═══ Provided data

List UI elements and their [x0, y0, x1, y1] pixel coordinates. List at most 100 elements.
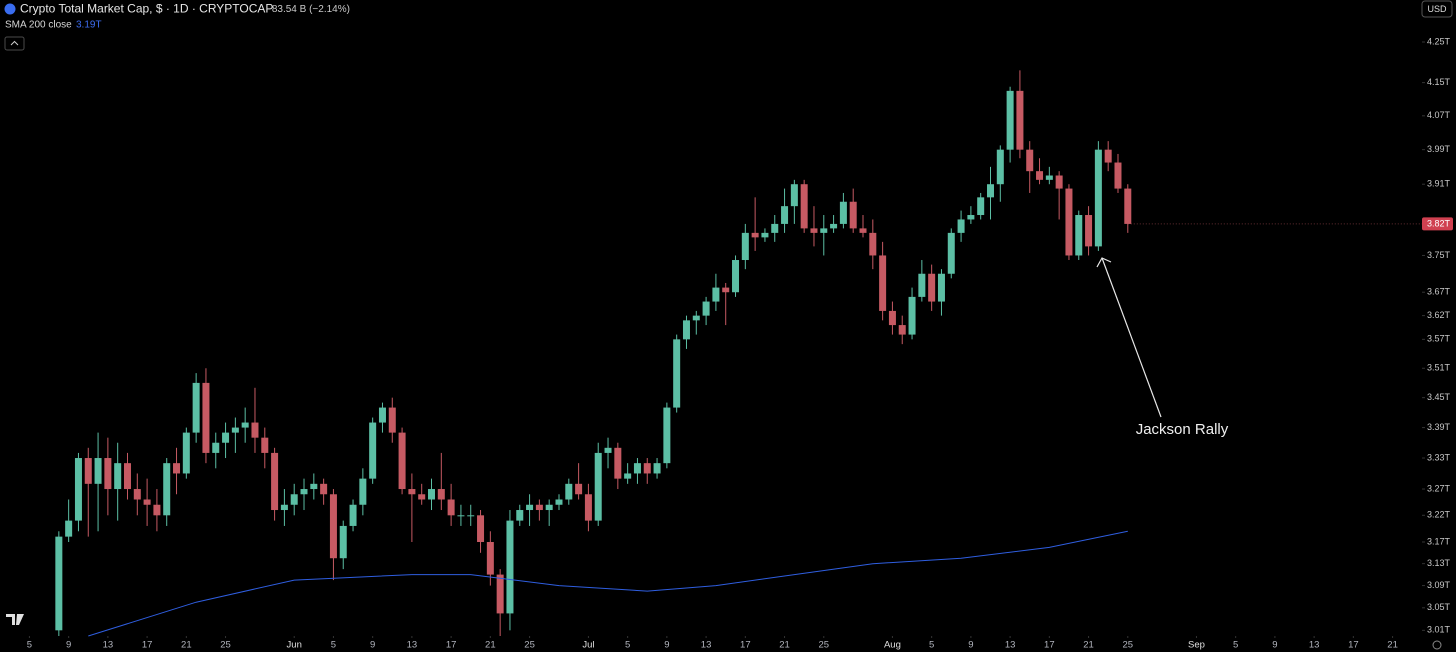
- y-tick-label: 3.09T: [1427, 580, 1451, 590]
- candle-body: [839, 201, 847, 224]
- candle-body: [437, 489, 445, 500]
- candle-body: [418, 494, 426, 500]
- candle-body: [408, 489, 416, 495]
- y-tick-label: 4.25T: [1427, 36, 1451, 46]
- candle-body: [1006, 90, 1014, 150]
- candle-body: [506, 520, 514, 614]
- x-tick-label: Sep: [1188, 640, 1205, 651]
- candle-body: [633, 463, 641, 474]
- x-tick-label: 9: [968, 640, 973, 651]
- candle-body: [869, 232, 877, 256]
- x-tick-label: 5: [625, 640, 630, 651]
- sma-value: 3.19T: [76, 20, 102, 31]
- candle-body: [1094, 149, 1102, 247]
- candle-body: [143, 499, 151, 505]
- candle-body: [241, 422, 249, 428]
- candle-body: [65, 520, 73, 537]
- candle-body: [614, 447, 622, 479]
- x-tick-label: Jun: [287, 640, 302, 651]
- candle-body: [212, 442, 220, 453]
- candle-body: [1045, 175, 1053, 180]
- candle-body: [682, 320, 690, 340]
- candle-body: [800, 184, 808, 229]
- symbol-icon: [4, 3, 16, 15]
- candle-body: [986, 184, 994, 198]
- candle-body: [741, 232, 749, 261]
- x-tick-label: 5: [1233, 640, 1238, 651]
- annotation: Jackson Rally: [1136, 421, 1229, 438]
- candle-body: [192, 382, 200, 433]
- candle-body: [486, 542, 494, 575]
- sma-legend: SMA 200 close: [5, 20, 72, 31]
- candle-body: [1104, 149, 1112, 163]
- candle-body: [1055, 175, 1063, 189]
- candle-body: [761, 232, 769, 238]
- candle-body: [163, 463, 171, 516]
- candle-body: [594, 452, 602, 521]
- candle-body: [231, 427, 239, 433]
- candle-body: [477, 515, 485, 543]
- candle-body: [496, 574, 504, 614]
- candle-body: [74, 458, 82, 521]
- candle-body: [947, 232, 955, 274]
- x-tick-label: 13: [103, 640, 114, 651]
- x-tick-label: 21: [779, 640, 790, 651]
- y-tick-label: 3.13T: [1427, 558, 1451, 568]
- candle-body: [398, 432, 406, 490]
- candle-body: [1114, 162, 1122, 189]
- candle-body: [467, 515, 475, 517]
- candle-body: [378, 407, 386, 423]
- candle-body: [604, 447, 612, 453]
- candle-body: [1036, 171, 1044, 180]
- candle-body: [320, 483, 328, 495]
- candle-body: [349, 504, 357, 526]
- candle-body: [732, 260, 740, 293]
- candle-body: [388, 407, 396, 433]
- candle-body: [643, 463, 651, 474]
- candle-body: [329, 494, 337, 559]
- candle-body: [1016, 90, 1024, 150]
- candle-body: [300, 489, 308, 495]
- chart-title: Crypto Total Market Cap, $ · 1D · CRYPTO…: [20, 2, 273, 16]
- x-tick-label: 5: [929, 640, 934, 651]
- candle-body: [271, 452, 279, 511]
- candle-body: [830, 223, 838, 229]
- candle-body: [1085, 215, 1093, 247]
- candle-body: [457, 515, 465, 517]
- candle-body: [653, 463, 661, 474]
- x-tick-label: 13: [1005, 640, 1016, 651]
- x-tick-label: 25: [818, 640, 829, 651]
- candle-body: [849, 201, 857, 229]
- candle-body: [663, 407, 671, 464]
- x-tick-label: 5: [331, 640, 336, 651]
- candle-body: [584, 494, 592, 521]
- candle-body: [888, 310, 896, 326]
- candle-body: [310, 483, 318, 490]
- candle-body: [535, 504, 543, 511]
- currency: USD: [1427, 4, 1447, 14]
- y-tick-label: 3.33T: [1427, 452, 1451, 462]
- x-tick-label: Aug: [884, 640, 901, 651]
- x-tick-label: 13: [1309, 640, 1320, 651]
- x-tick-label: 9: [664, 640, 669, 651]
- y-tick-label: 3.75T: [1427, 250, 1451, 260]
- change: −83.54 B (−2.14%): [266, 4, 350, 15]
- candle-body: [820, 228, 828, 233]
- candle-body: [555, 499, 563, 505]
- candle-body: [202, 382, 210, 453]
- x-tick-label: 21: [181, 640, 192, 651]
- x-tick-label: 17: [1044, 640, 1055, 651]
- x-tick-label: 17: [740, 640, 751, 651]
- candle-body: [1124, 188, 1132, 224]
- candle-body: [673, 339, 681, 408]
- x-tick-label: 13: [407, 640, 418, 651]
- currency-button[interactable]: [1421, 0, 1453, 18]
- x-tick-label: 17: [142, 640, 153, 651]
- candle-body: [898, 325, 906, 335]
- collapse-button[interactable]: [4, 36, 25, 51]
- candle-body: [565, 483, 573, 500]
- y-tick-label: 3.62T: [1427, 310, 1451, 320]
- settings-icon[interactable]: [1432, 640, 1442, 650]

══════
═══ Provided data

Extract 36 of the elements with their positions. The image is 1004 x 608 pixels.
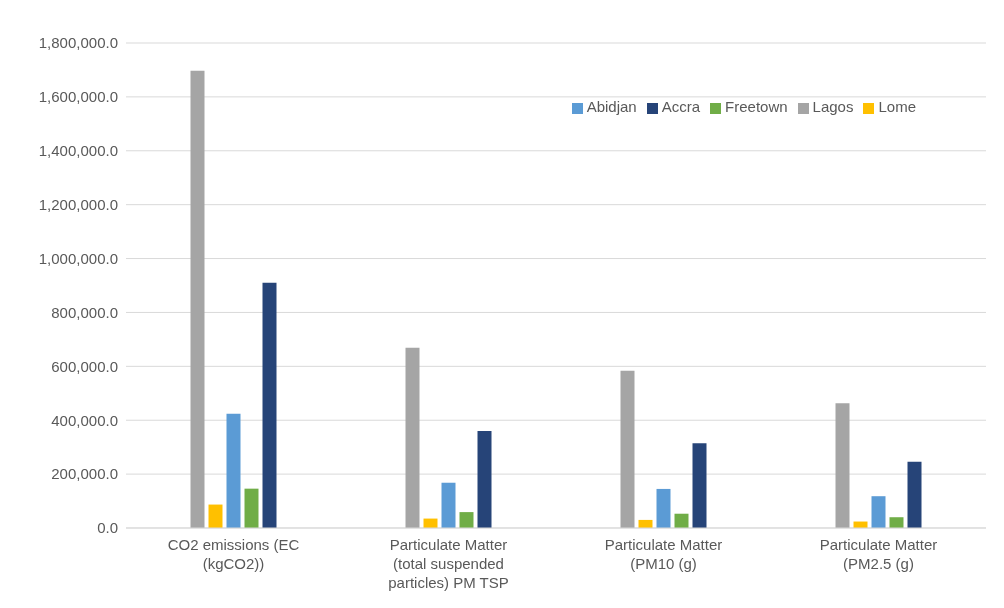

══════

**Aim**:
Begin at the line of the data that has "List UI elements" and stop after the one that has "- candle-body: [633, 463, 641, 474]", and arrange those lines as a JSON list of strings, one string per line, with blank lines left out. Leave the pictures out of the list.

**Response for this exercise**:
[
  "List UI elements and their [x0, y0, x1, y1] pixel coordinates. List at most 100 elements.",
  "- y-tick-label: 3.09T: [1427, 580, 1451, 590]",
  "- candle-body: [839, 201, 847, 224]",
  "- candle-body: [437, 489, 445, 500]",
  "- candle-body: [418, 494, 426, 500]",
  "- candle-body: [408, 489, 416, 495]",
  "- y-tick-label: 4.25T: [1427, 36, 1451, 46]",
  "- candle-body: [1006, 90, 1014, 150]",
  "- candle-body: [506, 520, 514, 614]",
  "- x-tick-label: Sep: [1188, 640, 1205, 651]",
  "- candle-body: [633, 463, 641, 474]"
]